**DIRECTIONS FOR THIS TASK**
Copy out every line in the entries below that includes "Mesh".

---------- PROVIDED DATA

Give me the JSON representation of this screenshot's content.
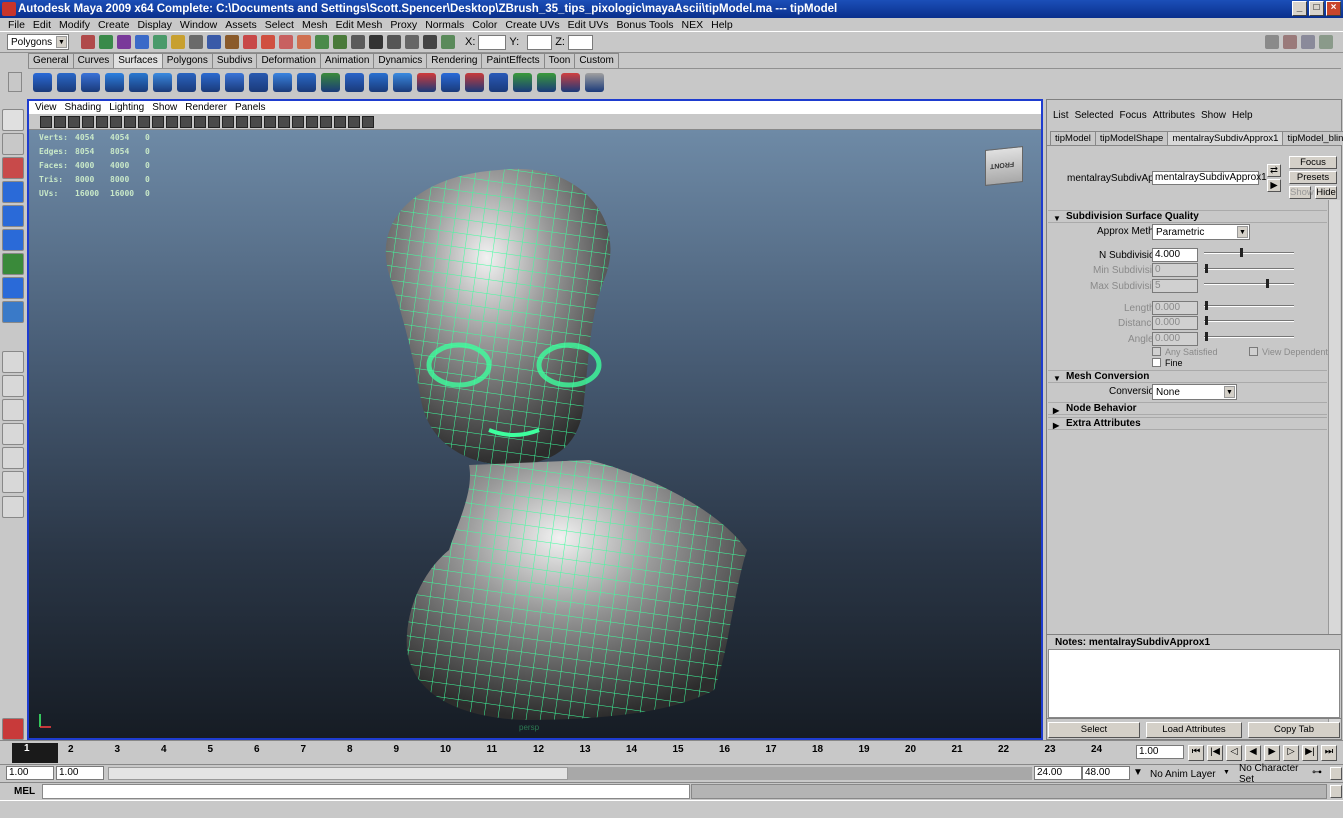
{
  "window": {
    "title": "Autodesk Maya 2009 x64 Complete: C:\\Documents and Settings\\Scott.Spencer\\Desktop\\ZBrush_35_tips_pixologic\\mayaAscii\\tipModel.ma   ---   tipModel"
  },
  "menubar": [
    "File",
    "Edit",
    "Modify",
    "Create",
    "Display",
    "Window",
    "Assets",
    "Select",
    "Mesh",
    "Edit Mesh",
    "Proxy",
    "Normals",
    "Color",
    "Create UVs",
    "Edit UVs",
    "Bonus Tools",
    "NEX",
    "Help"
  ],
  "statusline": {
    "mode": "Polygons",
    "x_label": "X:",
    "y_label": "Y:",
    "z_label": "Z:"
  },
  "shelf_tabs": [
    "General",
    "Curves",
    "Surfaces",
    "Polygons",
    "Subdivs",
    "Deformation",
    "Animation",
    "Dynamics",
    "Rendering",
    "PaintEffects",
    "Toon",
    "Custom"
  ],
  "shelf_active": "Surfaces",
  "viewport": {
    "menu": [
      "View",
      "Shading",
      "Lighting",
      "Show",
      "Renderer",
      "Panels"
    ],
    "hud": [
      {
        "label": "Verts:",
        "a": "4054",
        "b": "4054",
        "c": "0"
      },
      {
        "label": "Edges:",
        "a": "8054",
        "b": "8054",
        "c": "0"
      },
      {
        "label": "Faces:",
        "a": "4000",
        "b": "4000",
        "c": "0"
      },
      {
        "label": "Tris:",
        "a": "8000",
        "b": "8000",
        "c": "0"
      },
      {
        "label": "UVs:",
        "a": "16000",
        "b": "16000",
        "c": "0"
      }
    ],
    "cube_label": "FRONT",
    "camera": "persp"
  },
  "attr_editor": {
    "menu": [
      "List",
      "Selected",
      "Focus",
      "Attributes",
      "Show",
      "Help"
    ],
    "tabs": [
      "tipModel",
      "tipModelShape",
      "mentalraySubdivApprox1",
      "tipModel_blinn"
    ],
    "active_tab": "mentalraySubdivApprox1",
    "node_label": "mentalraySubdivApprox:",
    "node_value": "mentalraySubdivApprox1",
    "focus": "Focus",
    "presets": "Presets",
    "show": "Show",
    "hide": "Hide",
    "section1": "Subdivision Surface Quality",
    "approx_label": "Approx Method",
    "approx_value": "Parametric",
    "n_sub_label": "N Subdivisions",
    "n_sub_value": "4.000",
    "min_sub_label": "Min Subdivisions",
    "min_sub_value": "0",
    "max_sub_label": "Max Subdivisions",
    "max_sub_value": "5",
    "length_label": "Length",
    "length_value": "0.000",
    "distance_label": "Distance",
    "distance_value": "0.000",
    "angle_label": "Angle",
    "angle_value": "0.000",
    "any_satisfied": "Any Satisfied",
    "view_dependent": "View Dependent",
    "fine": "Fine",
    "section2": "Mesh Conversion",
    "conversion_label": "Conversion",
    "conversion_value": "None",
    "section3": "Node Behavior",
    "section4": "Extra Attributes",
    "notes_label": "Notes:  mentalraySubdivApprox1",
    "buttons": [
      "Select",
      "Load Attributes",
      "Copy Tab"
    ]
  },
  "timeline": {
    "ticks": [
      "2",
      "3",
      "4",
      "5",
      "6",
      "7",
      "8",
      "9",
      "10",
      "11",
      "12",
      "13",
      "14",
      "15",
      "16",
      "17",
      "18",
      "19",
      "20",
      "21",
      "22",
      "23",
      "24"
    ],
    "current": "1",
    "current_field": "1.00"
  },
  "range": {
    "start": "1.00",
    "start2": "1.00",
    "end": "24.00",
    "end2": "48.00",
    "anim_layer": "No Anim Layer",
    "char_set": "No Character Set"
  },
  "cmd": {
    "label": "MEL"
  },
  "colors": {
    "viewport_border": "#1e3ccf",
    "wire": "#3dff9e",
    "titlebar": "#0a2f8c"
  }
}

--------------------
---------- PROVIDED DATA

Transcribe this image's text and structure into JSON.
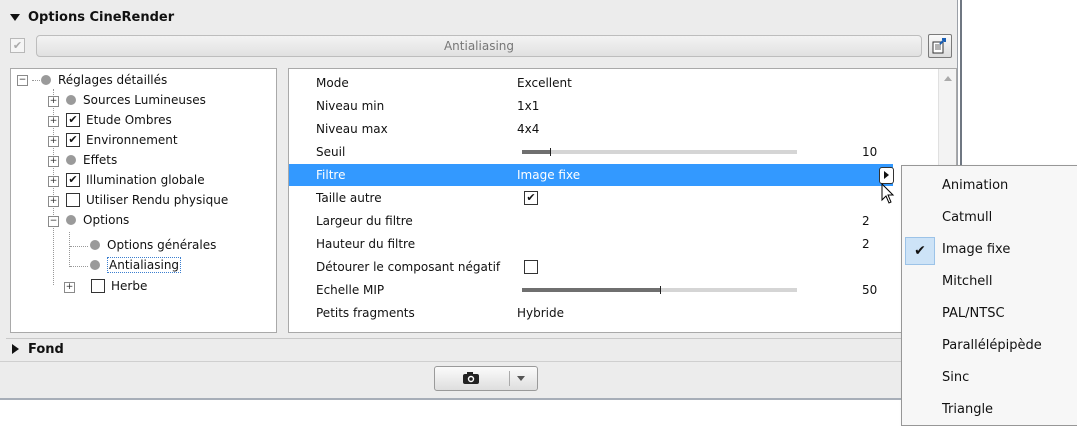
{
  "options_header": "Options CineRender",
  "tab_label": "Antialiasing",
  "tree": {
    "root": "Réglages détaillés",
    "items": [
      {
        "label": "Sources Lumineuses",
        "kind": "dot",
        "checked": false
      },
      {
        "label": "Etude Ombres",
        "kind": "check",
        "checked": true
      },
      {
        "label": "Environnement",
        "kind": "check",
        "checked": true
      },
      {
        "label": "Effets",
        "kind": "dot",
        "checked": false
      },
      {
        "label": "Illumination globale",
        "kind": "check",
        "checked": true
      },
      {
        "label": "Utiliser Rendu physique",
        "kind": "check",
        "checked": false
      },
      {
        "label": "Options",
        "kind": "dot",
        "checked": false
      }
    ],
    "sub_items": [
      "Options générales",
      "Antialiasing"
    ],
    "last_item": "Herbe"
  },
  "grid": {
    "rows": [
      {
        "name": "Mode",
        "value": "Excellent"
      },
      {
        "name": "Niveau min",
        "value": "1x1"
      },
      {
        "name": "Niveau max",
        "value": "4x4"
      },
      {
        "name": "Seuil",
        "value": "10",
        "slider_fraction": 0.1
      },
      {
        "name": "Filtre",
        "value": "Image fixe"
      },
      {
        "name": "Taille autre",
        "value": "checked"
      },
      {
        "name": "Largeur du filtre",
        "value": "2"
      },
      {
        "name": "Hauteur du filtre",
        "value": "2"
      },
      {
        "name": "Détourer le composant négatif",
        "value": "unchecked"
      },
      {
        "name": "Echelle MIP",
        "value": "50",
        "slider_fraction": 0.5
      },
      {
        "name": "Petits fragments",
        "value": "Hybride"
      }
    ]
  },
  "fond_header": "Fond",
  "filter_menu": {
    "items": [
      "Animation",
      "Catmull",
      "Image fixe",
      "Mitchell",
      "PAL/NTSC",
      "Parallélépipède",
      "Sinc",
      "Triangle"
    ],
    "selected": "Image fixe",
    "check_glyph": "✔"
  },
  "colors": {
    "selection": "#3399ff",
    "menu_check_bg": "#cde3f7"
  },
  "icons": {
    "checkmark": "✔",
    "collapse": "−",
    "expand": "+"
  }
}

--------------------

**FINISHED ANSWER**
    "Mesh",
    "Edit Mesh",
    "section2": "Mesh Conversion",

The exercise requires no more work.